**Data excerpts**:
---*---

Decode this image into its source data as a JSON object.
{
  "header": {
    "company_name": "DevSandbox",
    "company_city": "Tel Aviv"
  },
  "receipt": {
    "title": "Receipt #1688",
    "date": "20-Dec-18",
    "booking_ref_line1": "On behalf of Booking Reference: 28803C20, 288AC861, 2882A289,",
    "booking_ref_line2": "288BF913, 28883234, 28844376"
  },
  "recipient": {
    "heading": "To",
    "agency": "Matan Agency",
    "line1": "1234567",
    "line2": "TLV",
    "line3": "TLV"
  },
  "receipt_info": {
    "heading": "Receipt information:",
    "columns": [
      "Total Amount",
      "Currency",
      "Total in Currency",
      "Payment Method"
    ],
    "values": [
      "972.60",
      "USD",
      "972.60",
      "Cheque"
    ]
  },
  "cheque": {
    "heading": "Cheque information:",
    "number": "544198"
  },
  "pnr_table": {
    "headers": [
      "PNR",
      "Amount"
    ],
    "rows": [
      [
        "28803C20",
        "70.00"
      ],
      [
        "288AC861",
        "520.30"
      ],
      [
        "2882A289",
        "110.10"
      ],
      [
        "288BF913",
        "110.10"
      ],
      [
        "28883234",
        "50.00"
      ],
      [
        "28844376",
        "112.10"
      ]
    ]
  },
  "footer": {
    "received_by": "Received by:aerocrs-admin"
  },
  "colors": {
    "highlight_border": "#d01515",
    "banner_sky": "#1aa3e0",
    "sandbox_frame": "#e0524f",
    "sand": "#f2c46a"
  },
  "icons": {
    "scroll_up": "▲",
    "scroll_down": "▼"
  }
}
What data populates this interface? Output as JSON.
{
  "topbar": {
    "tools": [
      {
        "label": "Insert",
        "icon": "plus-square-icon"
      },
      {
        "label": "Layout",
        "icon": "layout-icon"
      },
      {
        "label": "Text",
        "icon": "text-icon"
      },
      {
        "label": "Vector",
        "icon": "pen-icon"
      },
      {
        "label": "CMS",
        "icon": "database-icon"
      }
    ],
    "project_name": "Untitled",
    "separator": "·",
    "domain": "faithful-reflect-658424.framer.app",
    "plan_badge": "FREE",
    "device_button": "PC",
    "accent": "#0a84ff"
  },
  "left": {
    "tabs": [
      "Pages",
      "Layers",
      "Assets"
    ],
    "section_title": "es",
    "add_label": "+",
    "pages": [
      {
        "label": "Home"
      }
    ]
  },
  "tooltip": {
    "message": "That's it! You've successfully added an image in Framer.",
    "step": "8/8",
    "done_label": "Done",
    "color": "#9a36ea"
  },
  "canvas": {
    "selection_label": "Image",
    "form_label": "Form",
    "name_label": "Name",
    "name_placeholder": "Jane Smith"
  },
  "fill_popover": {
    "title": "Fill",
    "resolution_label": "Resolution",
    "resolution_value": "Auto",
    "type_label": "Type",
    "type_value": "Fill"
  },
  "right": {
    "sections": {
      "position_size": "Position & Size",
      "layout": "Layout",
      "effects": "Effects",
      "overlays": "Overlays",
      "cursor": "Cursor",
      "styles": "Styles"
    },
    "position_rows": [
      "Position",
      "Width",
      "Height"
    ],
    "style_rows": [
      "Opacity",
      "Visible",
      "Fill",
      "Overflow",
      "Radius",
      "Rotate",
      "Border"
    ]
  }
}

---*---

**What to do**: Tally up the lines holding the word "information" in the data above, and answer with that figure only.

**Task output**: 2